[Collected data]
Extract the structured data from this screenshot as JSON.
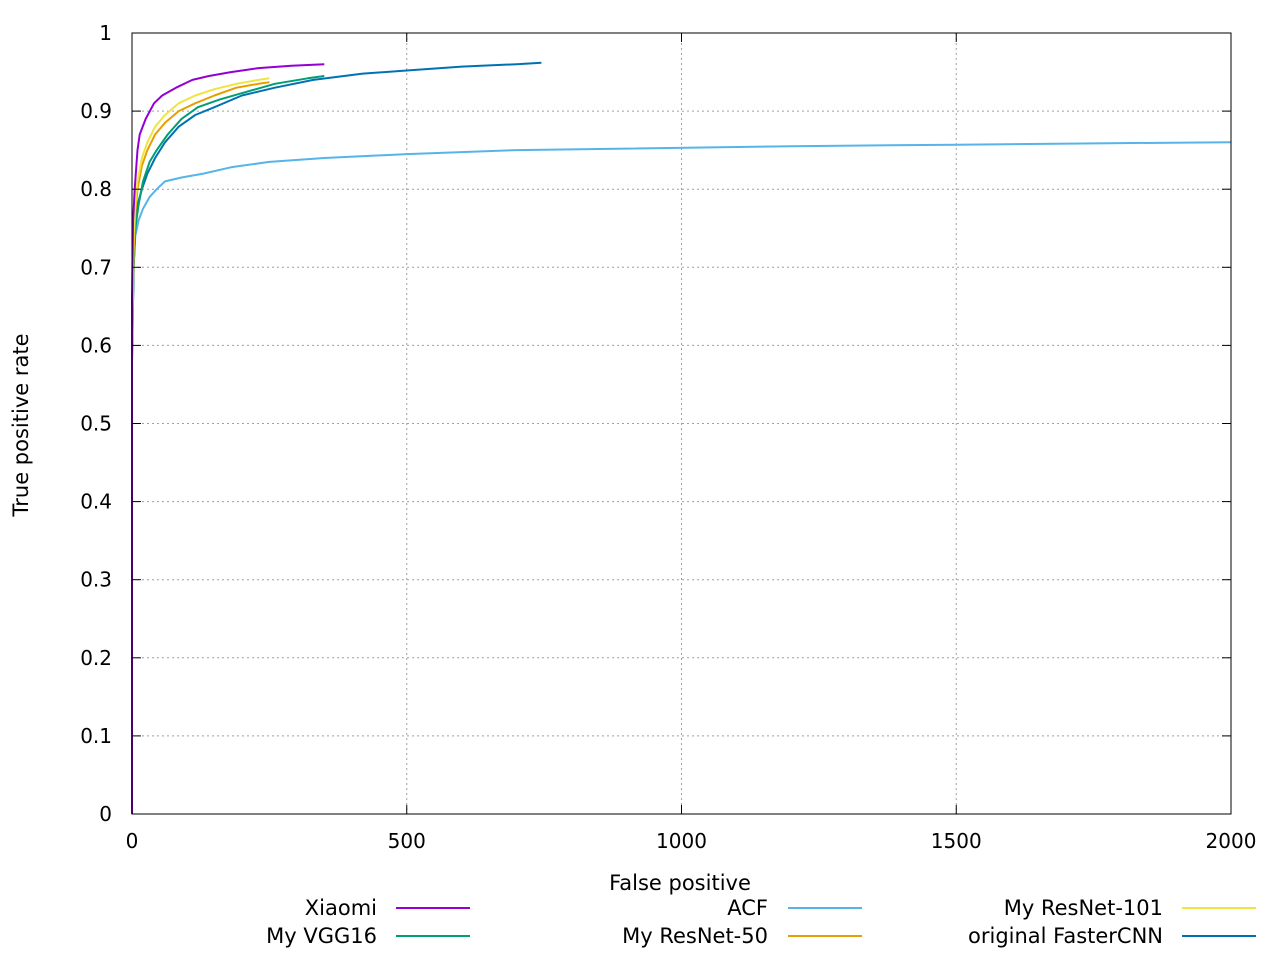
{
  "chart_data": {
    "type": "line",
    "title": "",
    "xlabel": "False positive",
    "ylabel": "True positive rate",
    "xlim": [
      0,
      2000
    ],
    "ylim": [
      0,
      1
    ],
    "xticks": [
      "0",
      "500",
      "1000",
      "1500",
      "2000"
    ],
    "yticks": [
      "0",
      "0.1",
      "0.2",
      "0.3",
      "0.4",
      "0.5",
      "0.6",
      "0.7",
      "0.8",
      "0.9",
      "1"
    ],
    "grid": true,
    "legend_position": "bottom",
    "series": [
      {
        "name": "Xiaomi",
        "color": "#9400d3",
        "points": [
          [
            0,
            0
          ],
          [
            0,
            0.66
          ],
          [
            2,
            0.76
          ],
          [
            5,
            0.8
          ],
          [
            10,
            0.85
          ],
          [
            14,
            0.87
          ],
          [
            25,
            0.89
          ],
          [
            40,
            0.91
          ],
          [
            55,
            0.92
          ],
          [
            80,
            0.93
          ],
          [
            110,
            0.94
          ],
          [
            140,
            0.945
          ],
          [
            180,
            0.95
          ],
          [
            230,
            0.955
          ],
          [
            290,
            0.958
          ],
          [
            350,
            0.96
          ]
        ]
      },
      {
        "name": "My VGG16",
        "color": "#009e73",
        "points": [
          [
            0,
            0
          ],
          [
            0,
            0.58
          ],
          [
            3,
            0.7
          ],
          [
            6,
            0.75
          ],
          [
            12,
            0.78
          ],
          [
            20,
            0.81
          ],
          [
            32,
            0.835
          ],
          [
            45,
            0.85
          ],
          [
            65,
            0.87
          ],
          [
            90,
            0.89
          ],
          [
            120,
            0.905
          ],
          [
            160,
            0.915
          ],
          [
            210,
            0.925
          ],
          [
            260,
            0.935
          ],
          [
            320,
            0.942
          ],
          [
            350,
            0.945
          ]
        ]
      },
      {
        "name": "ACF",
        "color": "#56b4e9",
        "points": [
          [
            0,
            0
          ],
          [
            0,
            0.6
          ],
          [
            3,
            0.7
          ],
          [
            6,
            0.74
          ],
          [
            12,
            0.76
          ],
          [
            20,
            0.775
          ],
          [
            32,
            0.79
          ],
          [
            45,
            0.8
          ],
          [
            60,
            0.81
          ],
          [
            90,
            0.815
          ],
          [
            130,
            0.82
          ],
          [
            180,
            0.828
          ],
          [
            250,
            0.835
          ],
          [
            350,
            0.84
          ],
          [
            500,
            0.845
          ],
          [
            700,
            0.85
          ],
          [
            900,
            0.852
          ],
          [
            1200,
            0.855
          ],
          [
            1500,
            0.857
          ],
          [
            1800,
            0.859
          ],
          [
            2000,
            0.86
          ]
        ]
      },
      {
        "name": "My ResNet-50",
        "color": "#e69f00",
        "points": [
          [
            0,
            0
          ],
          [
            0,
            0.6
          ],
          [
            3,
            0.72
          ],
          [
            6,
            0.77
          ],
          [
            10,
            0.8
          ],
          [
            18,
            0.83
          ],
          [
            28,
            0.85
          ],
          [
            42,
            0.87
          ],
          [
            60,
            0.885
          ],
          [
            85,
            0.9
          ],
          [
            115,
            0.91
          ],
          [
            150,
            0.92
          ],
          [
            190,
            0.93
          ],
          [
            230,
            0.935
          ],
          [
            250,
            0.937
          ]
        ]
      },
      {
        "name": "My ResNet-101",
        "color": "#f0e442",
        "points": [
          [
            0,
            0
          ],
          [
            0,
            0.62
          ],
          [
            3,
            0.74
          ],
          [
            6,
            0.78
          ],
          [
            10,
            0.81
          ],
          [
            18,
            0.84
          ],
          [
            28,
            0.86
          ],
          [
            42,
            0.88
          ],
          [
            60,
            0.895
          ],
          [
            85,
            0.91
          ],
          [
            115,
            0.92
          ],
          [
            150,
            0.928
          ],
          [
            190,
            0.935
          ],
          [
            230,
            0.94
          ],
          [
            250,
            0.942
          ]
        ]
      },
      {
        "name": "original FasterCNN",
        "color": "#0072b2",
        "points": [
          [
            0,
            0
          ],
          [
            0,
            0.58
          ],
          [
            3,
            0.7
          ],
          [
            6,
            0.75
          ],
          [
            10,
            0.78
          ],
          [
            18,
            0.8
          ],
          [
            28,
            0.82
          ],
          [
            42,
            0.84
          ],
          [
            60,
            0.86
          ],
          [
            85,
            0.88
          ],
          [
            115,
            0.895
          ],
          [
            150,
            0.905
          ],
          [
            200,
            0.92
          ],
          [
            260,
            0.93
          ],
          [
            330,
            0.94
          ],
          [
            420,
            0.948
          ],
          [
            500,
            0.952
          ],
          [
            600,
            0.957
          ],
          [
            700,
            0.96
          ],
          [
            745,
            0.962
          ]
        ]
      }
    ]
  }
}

---

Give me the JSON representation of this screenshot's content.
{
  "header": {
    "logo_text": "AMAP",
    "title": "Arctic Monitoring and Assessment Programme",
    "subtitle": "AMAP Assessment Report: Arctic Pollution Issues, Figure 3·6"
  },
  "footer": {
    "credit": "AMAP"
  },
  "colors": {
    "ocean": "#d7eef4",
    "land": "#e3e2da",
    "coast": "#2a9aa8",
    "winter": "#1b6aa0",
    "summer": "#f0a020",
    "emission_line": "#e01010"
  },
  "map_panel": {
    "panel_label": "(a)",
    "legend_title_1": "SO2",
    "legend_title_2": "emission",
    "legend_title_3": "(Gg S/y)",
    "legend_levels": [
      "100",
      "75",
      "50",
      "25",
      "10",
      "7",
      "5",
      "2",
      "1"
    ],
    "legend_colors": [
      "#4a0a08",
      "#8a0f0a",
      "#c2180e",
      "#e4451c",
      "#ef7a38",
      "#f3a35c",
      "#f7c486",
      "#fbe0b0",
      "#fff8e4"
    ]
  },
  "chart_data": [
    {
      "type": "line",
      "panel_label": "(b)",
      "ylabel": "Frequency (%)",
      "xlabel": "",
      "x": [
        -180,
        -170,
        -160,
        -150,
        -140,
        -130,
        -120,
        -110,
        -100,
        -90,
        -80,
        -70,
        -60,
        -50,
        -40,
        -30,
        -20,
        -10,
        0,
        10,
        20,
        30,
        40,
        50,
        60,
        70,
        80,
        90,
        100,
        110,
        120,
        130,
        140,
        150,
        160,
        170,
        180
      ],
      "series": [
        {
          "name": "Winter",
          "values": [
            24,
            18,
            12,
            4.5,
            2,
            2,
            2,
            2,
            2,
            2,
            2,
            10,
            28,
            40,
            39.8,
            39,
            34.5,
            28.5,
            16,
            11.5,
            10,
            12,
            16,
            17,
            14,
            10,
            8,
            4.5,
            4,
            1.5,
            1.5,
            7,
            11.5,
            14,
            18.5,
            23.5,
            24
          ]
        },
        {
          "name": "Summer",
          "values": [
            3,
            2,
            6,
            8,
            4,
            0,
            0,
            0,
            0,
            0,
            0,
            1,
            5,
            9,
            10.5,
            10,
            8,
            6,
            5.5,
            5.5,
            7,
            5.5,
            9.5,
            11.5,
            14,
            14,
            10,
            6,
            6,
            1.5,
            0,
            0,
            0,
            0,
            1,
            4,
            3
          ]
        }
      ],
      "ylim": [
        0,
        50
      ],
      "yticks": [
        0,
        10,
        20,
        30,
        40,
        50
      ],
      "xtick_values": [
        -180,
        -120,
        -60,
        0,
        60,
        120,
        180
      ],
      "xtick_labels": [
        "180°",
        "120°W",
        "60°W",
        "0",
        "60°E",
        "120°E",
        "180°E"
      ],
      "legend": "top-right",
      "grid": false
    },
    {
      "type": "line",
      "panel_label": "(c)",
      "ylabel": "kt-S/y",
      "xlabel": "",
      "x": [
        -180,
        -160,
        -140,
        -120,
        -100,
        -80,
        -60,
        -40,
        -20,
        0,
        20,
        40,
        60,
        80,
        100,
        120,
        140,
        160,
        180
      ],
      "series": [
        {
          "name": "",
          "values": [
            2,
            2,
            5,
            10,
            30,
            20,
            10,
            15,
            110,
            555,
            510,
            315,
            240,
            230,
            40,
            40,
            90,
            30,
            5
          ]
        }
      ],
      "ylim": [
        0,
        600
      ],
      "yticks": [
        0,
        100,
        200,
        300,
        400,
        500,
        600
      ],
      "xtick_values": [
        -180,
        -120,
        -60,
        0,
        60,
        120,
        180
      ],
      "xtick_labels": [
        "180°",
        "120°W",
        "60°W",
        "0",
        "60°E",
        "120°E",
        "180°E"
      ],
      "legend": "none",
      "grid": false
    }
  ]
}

WHAT THIS TASK INVOLVES: Identify every line holding the word "ylabel" and copy it out.

TASK ANSWER:
    "ylabel": "True positive rate",
      "ylabel": "Frequency (%)",
      "ylabel": "kt-S/y",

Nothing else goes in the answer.